▶ **SET TASK**
Examine each line of the data. Copy those that contain the string "multiple".
#### RECORDS FOR THIS TASK
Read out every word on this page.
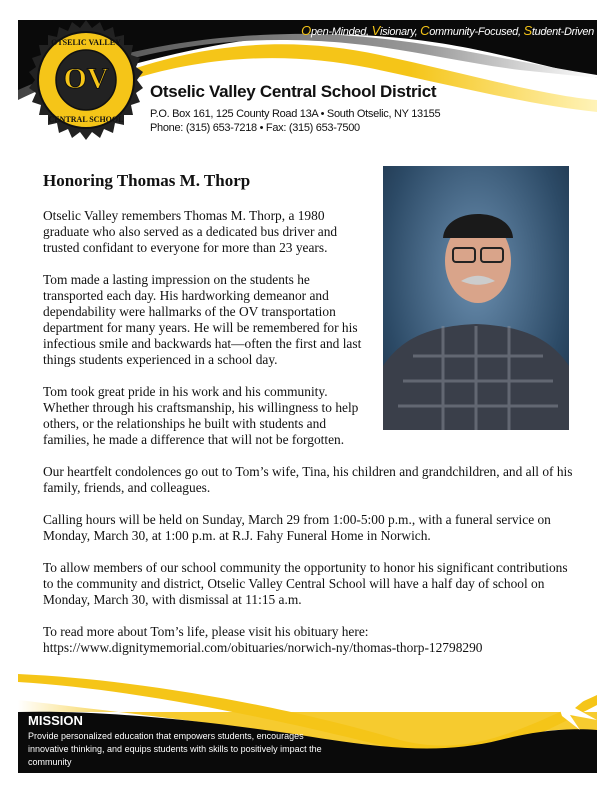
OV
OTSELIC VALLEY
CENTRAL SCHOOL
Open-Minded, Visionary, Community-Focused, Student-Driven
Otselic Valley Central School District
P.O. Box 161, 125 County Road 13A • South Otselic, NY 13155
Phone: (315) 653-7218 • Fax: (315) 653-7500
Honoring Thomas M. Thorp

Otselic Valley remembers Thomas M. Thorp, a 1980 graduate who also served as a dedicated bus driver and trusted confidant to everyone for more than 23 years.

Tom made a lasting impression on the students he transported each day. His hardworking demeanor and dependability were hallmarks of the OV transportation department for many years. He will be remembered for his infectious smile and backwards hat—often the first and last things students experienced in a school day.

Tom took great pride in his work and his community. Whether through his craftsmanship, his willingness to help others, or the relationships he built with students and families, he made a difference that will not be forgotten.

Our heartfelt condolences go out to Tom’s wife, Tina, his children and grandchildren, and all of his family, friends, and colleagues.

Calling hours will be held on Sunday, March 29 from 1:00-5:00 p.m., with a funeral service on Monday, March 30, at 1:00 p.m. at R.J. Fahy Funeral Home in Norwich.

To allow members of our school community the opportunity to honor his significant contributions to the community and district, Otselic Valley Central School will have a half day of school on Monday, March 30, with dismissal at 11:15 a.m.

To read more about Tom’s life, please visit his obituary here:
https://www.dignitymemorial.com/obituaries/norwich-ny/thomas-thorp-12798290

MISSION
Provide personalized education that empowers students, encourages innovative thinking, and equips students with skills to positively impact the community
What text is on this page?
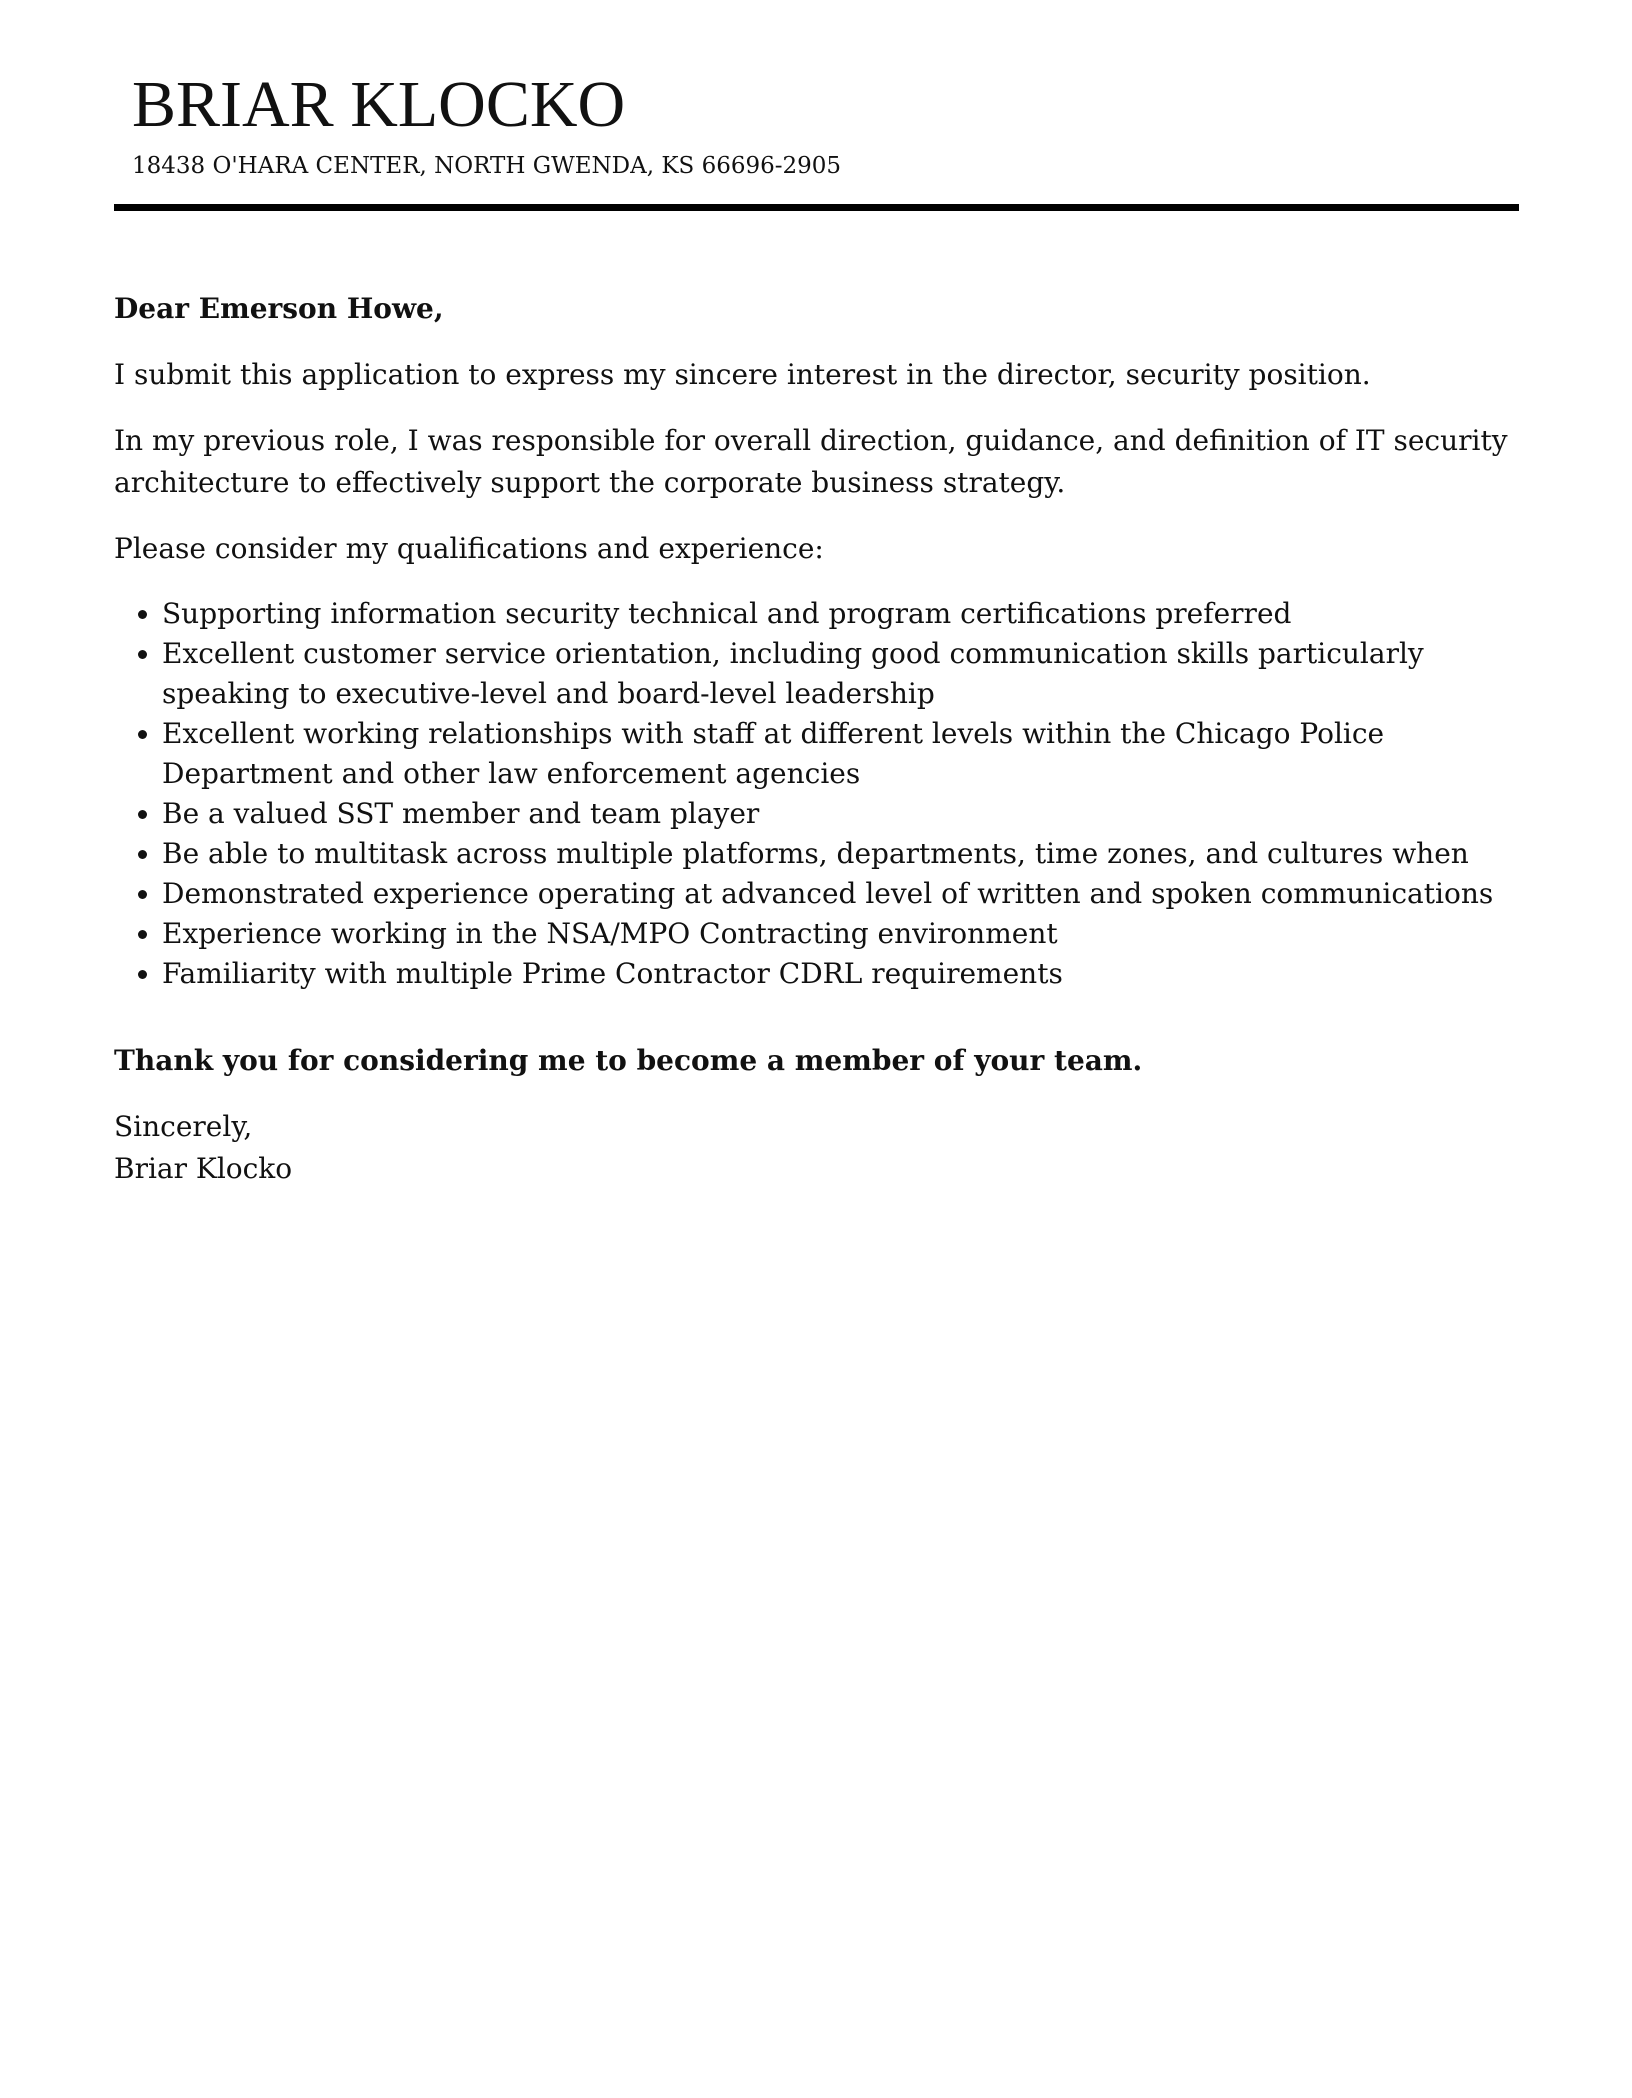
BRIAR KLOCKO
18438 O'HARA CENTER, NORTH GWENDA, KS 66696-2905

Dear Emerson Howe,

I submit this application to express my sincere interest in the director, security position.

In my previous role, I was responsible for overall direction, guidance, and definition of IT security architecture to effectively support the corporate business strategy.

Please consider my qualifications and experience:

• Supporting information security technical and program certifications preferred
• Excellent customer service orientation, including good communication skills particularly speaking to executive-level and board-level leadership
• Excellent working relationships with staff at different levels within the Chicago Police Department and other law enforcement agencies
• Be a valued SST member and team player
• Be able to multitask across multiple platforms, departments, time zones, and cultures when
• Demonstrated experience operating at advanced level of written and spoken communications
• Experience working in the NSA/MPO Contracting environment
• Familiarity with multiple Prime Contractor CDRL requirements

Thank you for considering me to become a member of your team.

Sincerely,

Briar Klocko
########
#### RECORDS FOR THIS TASK
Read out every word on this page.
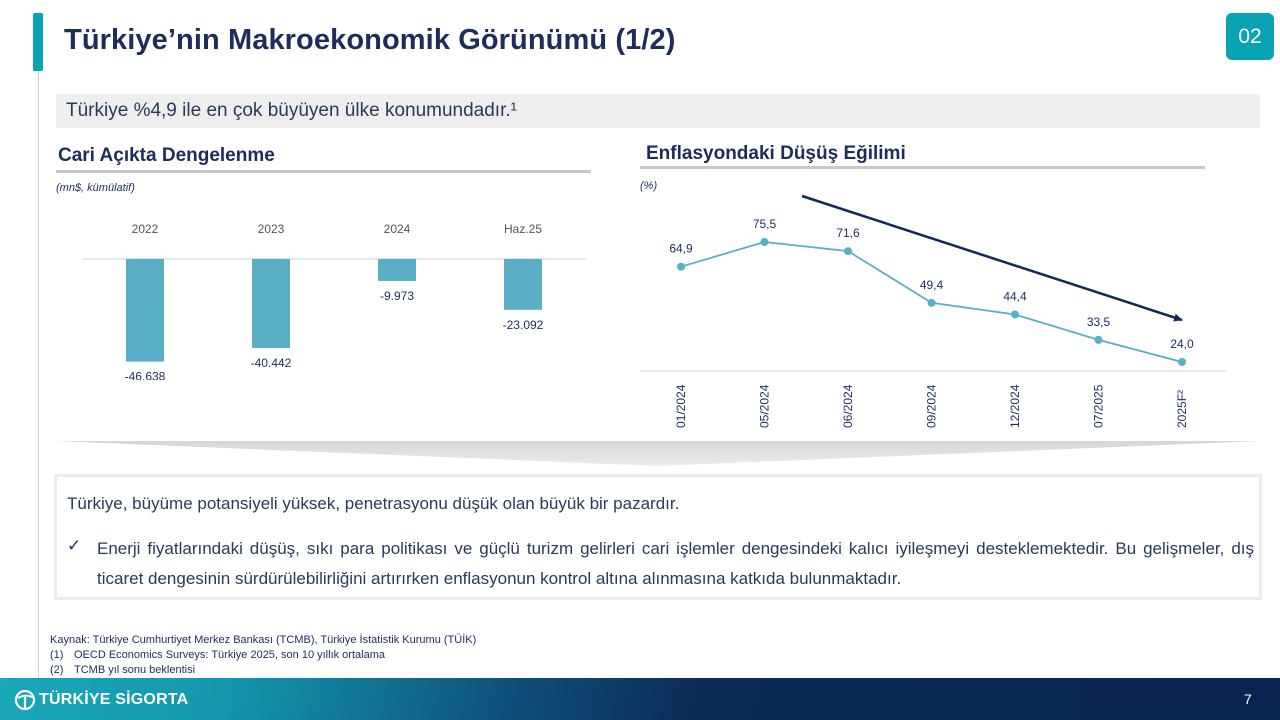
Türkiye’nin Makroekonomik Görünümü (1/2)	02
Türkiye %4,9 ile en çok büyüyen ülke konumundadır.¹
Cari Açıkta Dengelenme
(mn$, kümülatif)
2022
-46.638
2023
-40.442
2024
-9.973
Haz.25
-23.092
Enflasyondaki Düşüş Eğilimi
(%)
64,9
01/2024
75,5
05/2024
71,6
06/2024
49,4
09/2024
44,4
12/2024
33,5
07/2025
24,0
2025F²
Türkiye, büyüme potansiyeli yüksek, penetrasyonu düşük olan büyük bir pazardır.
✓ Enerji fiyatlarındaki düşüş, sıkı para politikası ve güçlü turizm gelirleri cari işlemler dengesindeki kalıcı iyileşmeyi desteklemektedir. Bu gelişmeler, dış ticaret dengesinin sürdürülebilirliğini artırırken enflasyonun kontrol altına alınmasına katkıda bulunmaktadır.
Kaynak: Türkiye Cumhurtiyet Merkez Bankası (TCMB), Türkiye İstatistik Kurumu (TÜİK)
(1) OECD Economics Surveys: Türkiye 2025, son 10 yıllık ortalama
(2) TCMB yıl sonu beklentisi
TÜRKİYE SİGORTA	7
########
▶ **SOLUTION TO THIS PROBLEM**
• Be able to multitask across multiple platforms, departments, time zones, and cultures when
• Familiarity with multiple Prime Contractor CDRL requirements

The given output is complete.